Extracted records:
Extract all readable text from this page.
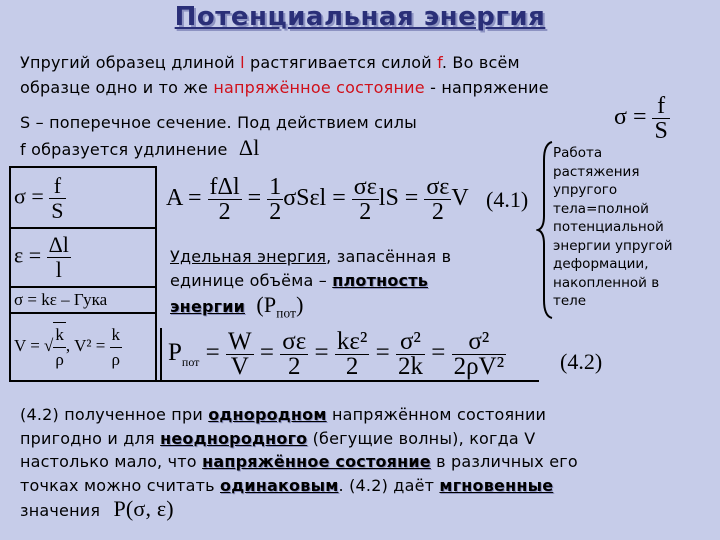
Потенциальная энергия
Упругий образец длиной l растягивается силой f. Во всём
образце одно и то же напряжённое состояние - напряжение
$\sigma = \frac{f}{S}$
S – поперечное сечение. Под действием силы
f образуется удлинение Δl
$\sigma = \frac{f}{S}$
$\varepsilon = \frac{\Delta l}{l}$
σ = kε – Гука
V = √ $\frac{k}{\rho}$ , $V^2 = \frac{k}{\rho}$
$A = \frac{\text{fΔl}}{2} = \frac{1}{2}$ $\sigma S\varepsilon l = \frac{\sigma\varepsilon}{2}$ lS = $\frac{\sigma\varepsilon}{2}$ V (4.1)
Работа
растяжения
упругого
тела=полной
потенциальной
энергии упругой
деформации,
накопленной в
теле
Удельная энергия, запасённая в
единице объёма – плотность
энергии $(P_{пот})$
$P_{пот} = \frac{W}{V} = \frac{\sigma\varepsilon}{2} = \frac{\text{kε²}}{2} = \frac{\text{σ²}}{2k} = \frac{\text{σ²}}{\text{2ρV²}} (4.2)$
(4.2) полученное при однородном напряжённом состоянии
пригодно и для неоднородного (бегущие волны), когда V
настолько мало, что напряжённое состояние в различных его
точках можно считать одинаковым. (4.2) даёт мгновенные
значения P(σ, ε)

What the task asks:
Extract every line that has the string "text" in it.

Reply:
Extract all readable text from this page.
$A = \frac{\text{fΔl}}{2} = \frac{1}{2}$ $\sigma S\varepsilon l = \frac{\sigma\varepsilon}{2}$ lS = $\frac{\sigma\varepsilon}{2}$ V (4.1)
$P_{пот} = \frac{W}{V} = \frac{\sigma\varepsilon}{2} = \frac{\text{kε²}}{2} = \frac{\text{σ²}}{2k} = \frac{\text{σ²}}{\text{2ρV²}} (4.2)$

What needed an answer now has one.